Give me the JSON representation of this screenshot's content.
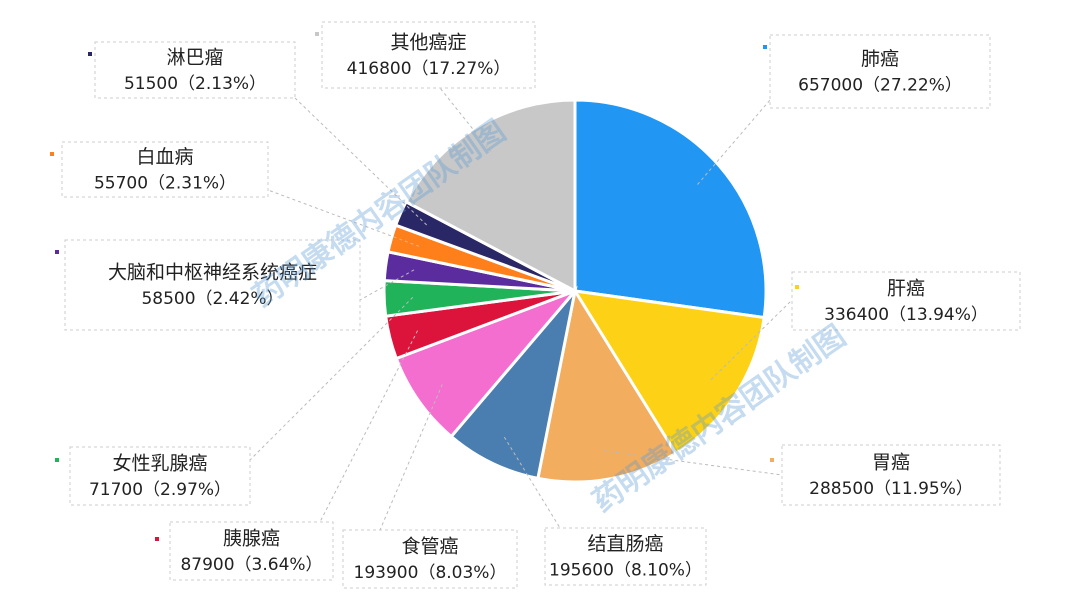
{
  "chart_data": {
    "type": "pie",
    "watermark": "药明康德内容团队制图",
    "categories": [
      "肺癌",
      "肝癌",
      "胃癌",
      "结直肠癌",
      "食管癌",
      "胰腺癌",
      "女性乳腺癌",
      "大脑和中枢神经系统癌症",
      "白血病",
      "淋巴瘤",
      "其他癌症"
    ],
    "values": [
      657000,
      336400,
      288500,
      195600,
      193900,
      87900,
      71700,
      58500,
      55700,
      51500,
      416800
    ],
    "value_labels": [
      "657000（27.22%）",
      "336400（13.94%）",
      "288500（11.95%）",
      "195600（8.10%）",
      "193900（8.03%）",
      "87900（3.64%）",
      "71700（2.97%）",
      "58500（2.42%）",
      "55700（2.31%）",
      "51500（2.13%）",
      "416800（17.27%）"
    ],
    "colors": [
      "#2196f3",
      "#fcd116",
      "#f2ad5e",
      "#4a7eb0",
      "#f46ed0",
      "#dc143c",
      "#21b35a",
      "#5b2c9e",
      "#ff7f1a",
      "#2a2766",
      "#c8c8c8"
    ]
  }
}
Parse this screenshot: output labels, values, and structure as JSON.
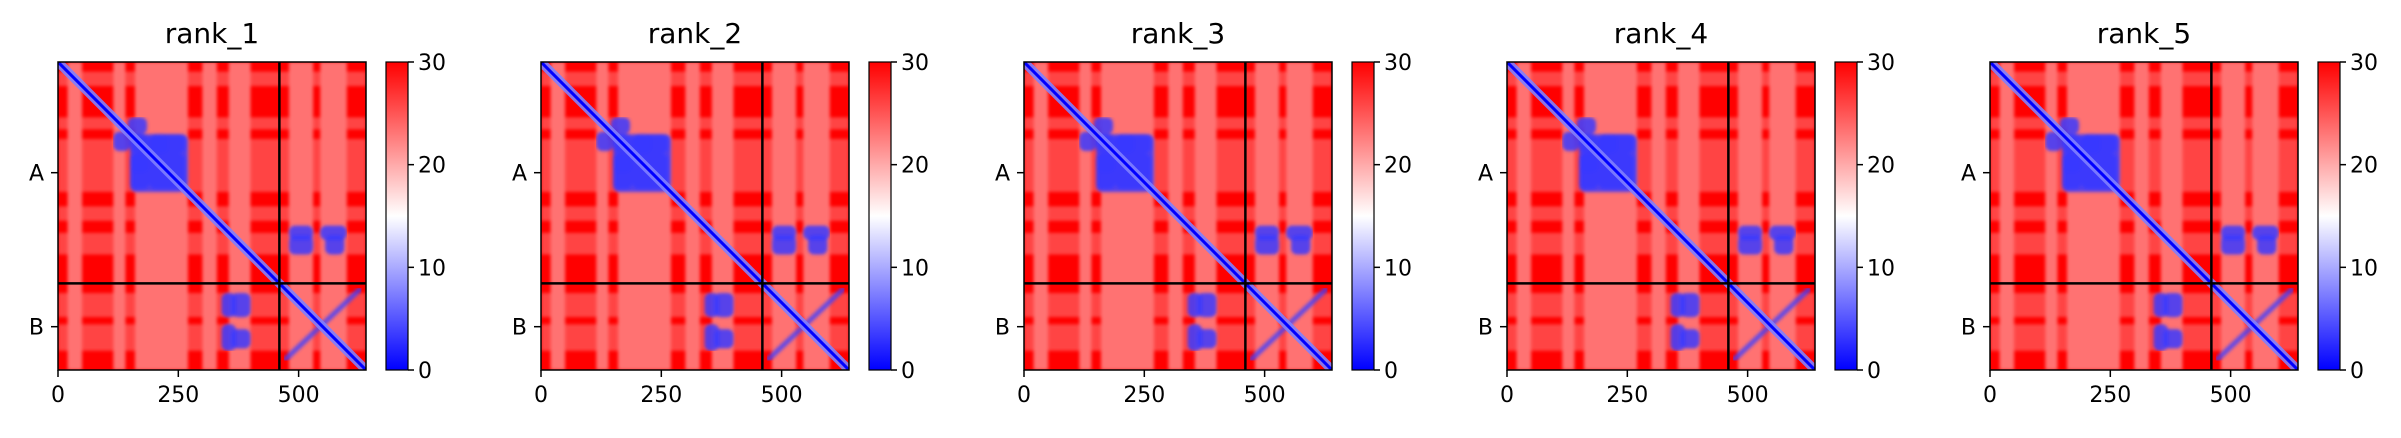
{
  "chart_data": [
    {
      "type": "heatmap",
      "title": "rank_1",
      "x_ticks": [
        "0",
        "250",
        "500"
      ],
      "x_tick_values": [
        0,
        250,
        500
      ],
      "y_ticks": [
        "A",
        "B"
      ],
      "chain_boundary": 460,
      "size": 640,
      "colorbar": {
        "ticks": [
          "0",
          "10",
          "20",
          "30"
        ],
        "tick_values": [
          0,
          10,
          20,
          30
        ],
        "min": 0,
        "max": 30
      }
    },
    {
      "type": "heatmap",
      "title": "rank_2",
      "x_ticks": [
        "0",
        "250",
        "500"
      ],
      "x_tick_values": [
        0,
        250,
        500
      ],
      "y_ticks": [
        "A",
        "B"
      ],
      "chain_boundary": 460,
      "size": 640,
      "colorbar": {
        "ticks": [
          "0",
          "10",
          "20",
          "30"
        ],
        "tick_values": [
          0,
          10,
          20,
          30
        ],
        "min": 0,
        "max": 30
      }
    },
    {
      "type": "heatmap",
      "title": "rank_3",
      "x_ticks": [
        "0",
        "250",
        "500"
      ],
      "x_tick_values": [
        0,
        250,
        500
      ],
      "y_ticks": [
        "A",
        "B"
      ],
      "chain_boundary": 460,
      "size": 640,
      "colorbar": {
        "ticks": [
          "0",
          "10",
          "20",
          "30"
        ],
        "tick_values": [
          0,
          10,
          20,
          30
        ],
        "min": 0,
        "max": 30
      }
    },
    {
      "type": "heatmap",
      "title": "rank_4",
      "x_ticks": [
        "0",
        "250",
        "500"
      ],
      "x_tick_values": [
        0,
        250,
        500
      ],
      "y_ticks": [
        "A",
        "B"
      ],
      "chain_boundary": 460,
      "size": 640,
      "colorbar": {
        "ticks": [
          "0",
          "10",
          "20",
          "30"
        ],
        "tick_values": [
          0,
          10,
          20,
          30
        ],
        "min": 0,
        "max": 30
      }
    },
    {
      "type": "heatmap",
      "title": "rank_5",
      "x_ticks": [
        "0",
        "250",
        "500"
      ],
      "x_tick_values": [
        0,
        250,
        500
      ],
      "y_ticks": [
        "A",
        "B"
      ],
      "chain_boundary": 460,
      "size": 640,
      "colorbar": {
        "ticks": [
          "0",
          "10",
          "20",
          "30"
        ],
        "tick_values": [
          0,
          10,
          20,
          30
        ],
        "min": 0,
        "max": 30
      }
    }
  ],
  "colors": {
    "high": "#ff0000",
    "mid": "#ffffff",
    "low": "#0000ff",
    "frame": "#000000"
  }
}
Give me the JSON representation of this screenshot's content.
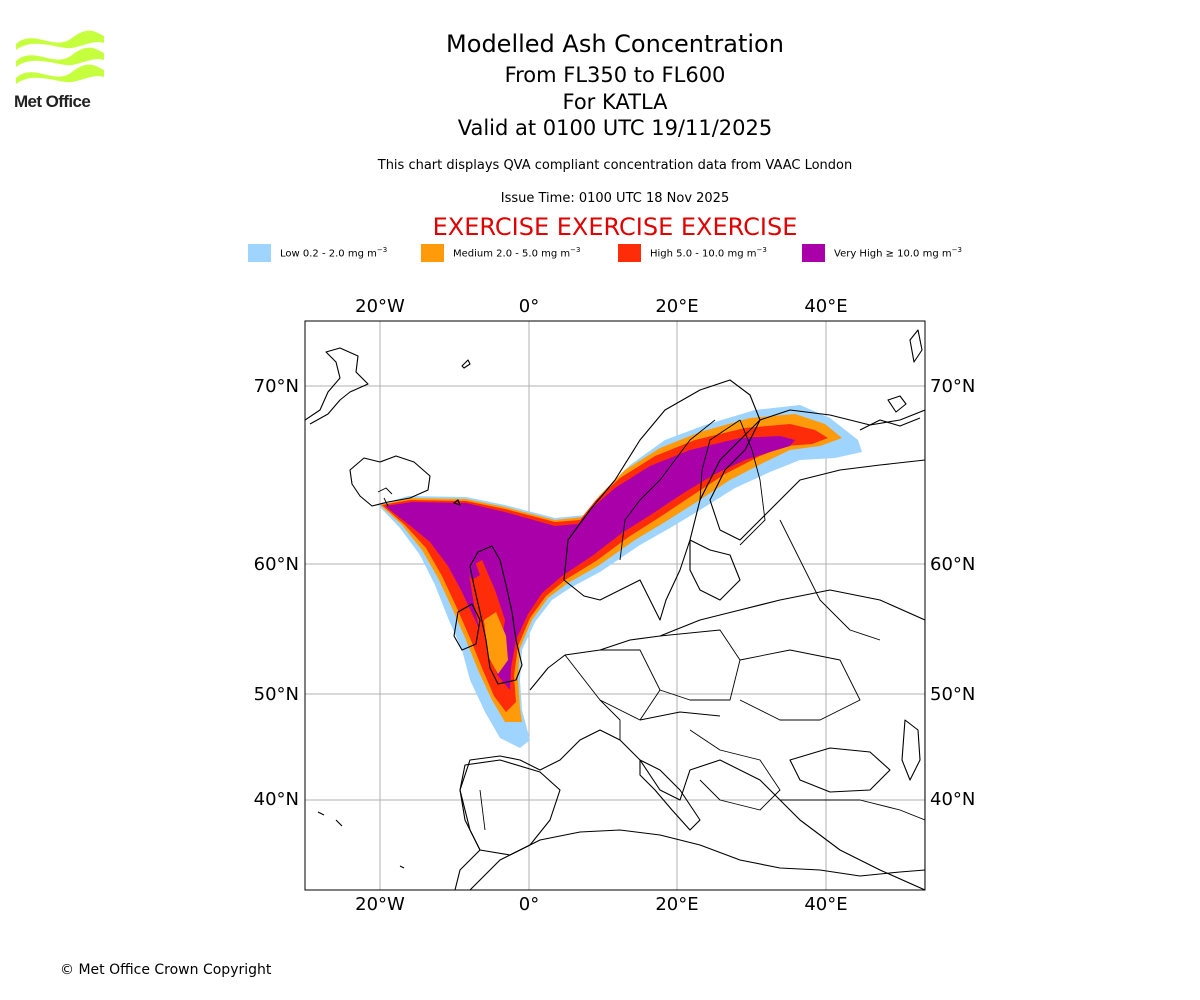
{
  "logo": {
    "text": "Met Office",
    "color": "#c6ff3e"
  },
  "header": {
    "title": "Modelled Ash Concentration",
    "levels": "From FL350 to FL600",
    "volcano": "For KATLA",
    "valid": "Valid at 0100 UTC 19/11/2025",
    "description": "This chart displays QVA compliant concentration data from VAAC London",
    "issue": "Issue Time: 0100 UTC 18 Nov 2025",
    "exercise": "EXERCISE EXERCISE EXERCISE"
  },
  "legend": [
    {
      "label": "Low 0.2 - 2.0 mg m",
      "unit_exp": "−3",
      "color": "#9fd4ff"
    },
    {
      "label": "Medium 2.0 - 5.0 mg m",
      "unit_exp": "−3",
      "color": "#ff9a0a"
    },
    {
      "label": "High 5.0 - 10.0 mg m",
      "unit_exp": "−3",
      "color": "#ff2c0a"
    },
    {
      "label": "Very High ≥ 10.0 mg m",
      "unit_exp": "−3",
      "color": "#aa00aa"
    }
  ],
  "map": {
    "lon_labels": [
      "20°W",
      "0°",
      "20°E",
      "40°E"
    ],
    "lat_labels": [
      "70°N",
      "60°N",
      "50°N",
      "40°N"
    ],
    "gridline_color": "#b0b0b0"
  },
  "footer": {
    "copyright": "© Met Office Crown Copyright"
  }
}
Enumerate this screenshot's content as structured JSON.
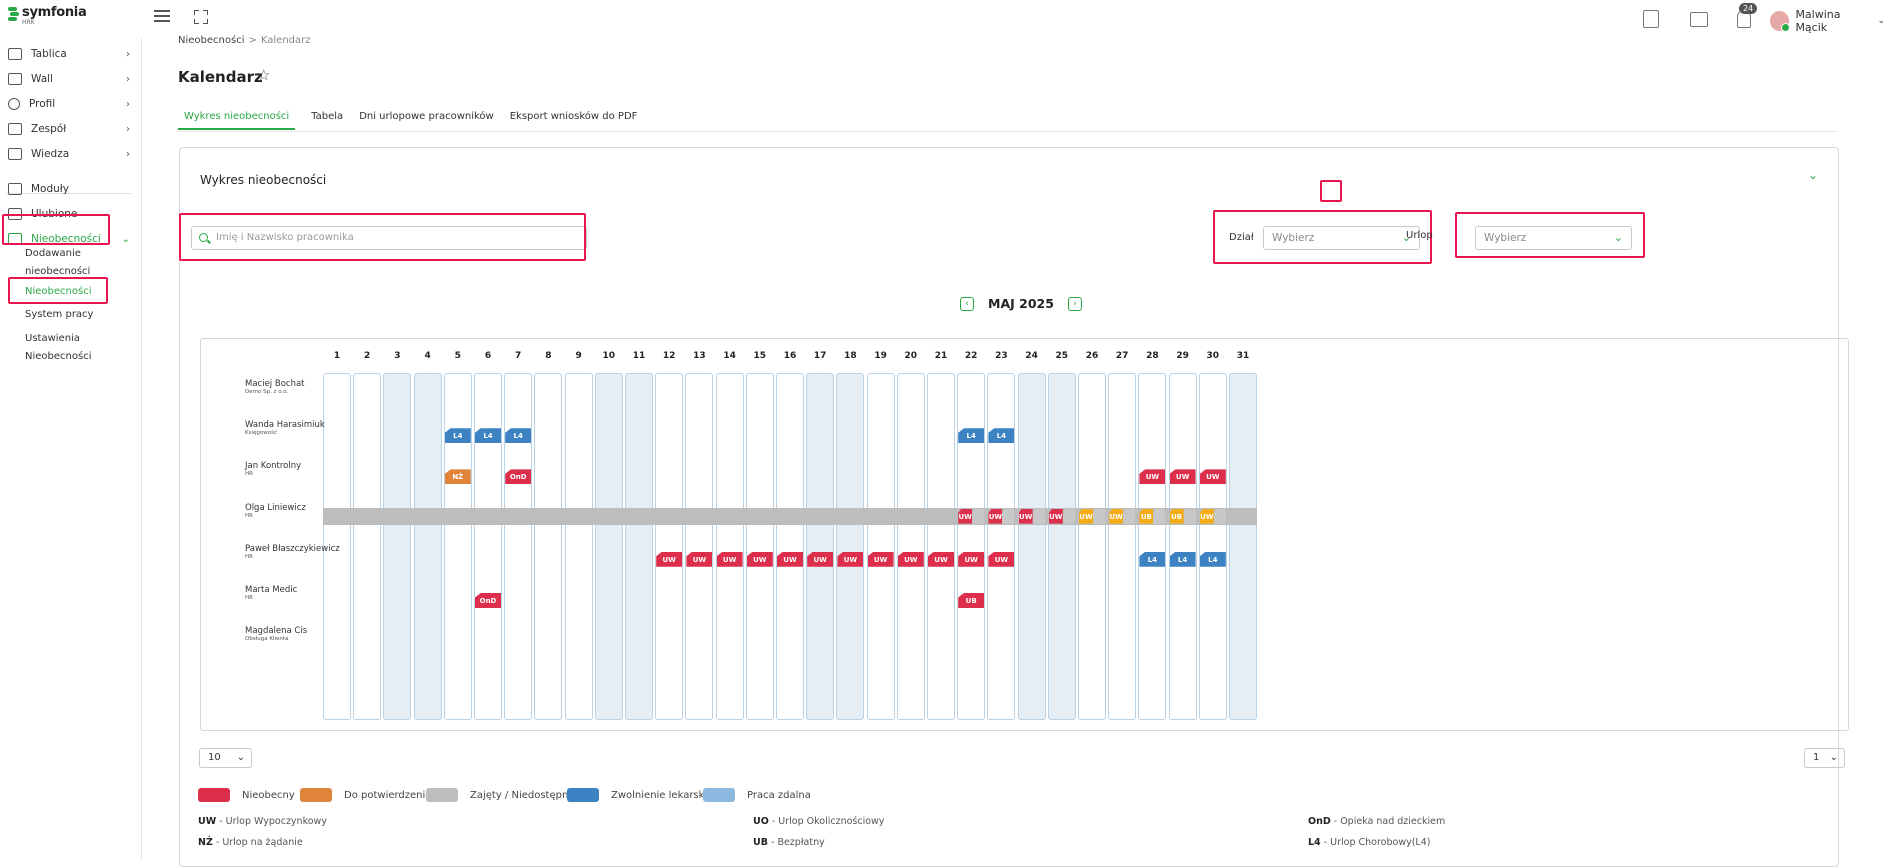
──────
■ Problem to solve ■
Reproduce the listing word for word and omit its pictures.

■ Response to the exercise ■
Give me the JSON representation of this screenshot's content.
{
  "chart_data": {
    "type": "pie",
    "watermark": "药明康德内容团队制图",
    "categories": [
      "肺癌",
      "肝癌",
      "胃癌",
      "结直肠癌",
      "食管癌",
      "胰腺癌",
      "女性乳腺癌",
      "大脑和中枢神经系统癌症",
      "白血病",
      "淋巴瘤",
      "其他癌症"
    ],
    "values": [
      657000,
      336400,
      288500,
      195600,
      193900,
      87900,
      71700,
      58500,
      55700,
      51500,
      416800
    ],
    "value_labels": [
      "657000（27.22%）",
      "336400（13.94%）",
      "288500（11.95%）",
      "195600（8.10%）",
      "193900（8.03%）",
      "87900（3.64%）",
      "71700（2.97%）",
      "58500（2.42%）",
      "55700（2.31%）",
      "51500（2.13%）",
      "416800（17.27%）"
    ],
    "colors": [
      "#2196f3",
      "#fcd116",
      "#f2ad5e",
      "#4a7eb0",
      "#f46ed0",
      "#dc143c",
      "#21b35a",
      "#5b2c9e",
      "#ff7f1a",
      "#2a2766",
      "#c8c8c8"
    ]
  }
}
Parse this screenshot: output labels, values, and structure as JSON.
{
  "chart_data": [
    {
      "type": "heatmap",
      "title": "rank_1",
      "x_ticks": [
        "0",
        "250",
        "500"
      ],
      "x_tick_values": [
        0,
        250,
        500
      ],
      "y_ticks": [
        "A",
        "B"
      ],
      "chain_boundary": 460,
      "size": 640,
      "colorbar": {
        "ticks": [
          "0",
          "10",
          "20",
          "30"
        ],
        "tick_values": [
          0,
          10,
          20,
          30
        ],
        "min": 0,
        "max": 30
      }
    },
    {
      "type": "heatmap",
      "title": "rank_2",
      "x_ticks": [
        "0",
        "250",
        "500"
      ],
      "x_tick_values": [
        0,
        250,
        500
      ],
      "y_ticks": [
        "A",
        "B"
      ],
      "chain_boundary": 460,
      "size": 640,
      "colorbar": {
        "ticks": [
          "0",
          "10",
          "20",
          "30"
        ],
        "tick_values": [
          0,
          10,
          20,
          30
        ],
        "min": 0,
        "max": 30
      }
    },
    {
      "type": "heatmap",
      "title": "rank_3",
      "x_ticks": [
        "0",
        "250",
        "500"
      ],
      "x_tick_values": [
        0,
        250,
        500
      ],
      "y_ticks": [
        "A",
        "B"
      ],
      "chain_boundary": 460,
      "size": 640,
      "colorbar": {
        "ticks": [
          "0",
          "10",
          "20",
          "30"
        ],
        "tick_values": [
          0,
          10,
          20,
          30
        ],
        "min": 0,
        "max": 30
      }
    },
    {
      "type": "heatmap",
      "title": "rank_4",
      "x_ticks": [
        "0",
        "250",
        "500"
      ],
      "x_tick_values": [
        0,
        250,
        500
      ],
      "y_ticks": [
        "A",
        "B"
      ],
      "chain_boundary": 460,
      "size": 640,
      "colorbar": {
        "ticks": [
          "0",
          "10",
          "20",
          "30"
        ],
        "tick_values": [
          0,
          10,
          20,
          30
        ],
        "min": 0,
        "max": 30
      }
    },
    {
      "type": "heatmap",
      "title": "rank_5",
      "x_ticks": [
        "0",
        "250",
        "500"
      ],
      "x_tick_values": [
        0,
        250,
        500
      ],
      "y_ticks": [
        "A",
        "B"
      ],
      "chain_boundary": 460,
      "size": 640,
      "colorbar": {
        "ticks": [
          "0",
          "10",
          "20",
          "30"
        ],
        "tick_values": [
          0,
          10,
          20,
          30
        ],
        "min": 0,
        "max": 30
      }
    }
  ],
  "colors": {
    "high": "#ff0000",
    "mid": "#ffffff",
    "low": "#0000ff",
    "frame": "#000000"
  }
}
Give me the JSON representation of this screenshot's content.
{
  "logo": {
    "text": "Met Office",
    "color": "#c6ff3e"
  },
  "header": {
    "title": "Modelled Ash Concentration",
    "levels": "From FL350 to FL600",
    "volcano": "For KATLA",
    "valid": "Valid at 0100 UTC 19/11/2025",
    "description": "This chart displays QVA compliant concentration data from VAAC London",
    "issue": "Issue Time: 0100 UTC 18 Nov 2025",
    "exercise": "EXERCISE EXERCISE EXERCISE"
  },
  "legend": [
    {
      "label": "Low 0.2 - 2.0 mg m",
      "unit_exp": "−3",
      "color": "#9fd4ff"
    },
    {
      "label": "Medium 2.0 - 5.0 mg m",
      "unit_exp": "−3",
      "color": "#ff9a0a"
    },
    {
      "label": "High 5.0 - 10.0 mg m",
      "unit_exp": "−3",
      "color": "#ff2c0a"
    },
    {
      "label": "Very High ≥ 10.0 mg m",
      "unit_exp": "−3",
      "color": "#aa00aa"
    }
  ],
  "map": {
    "lon_labels": [
      "20°W",
      "0°",
      "20°E",
      "40°E"
    ],
    "lat_labels": [
      "70°N",
      "60°N",
      "50°N",
      "40°N"
    ],
    "gridline_color": "#b0b0b0"
  },
  "footer": {
    "copyright": "© Met Office Crown Copyright"
  }
}
Enumerate this screenshot's content as structured JSON.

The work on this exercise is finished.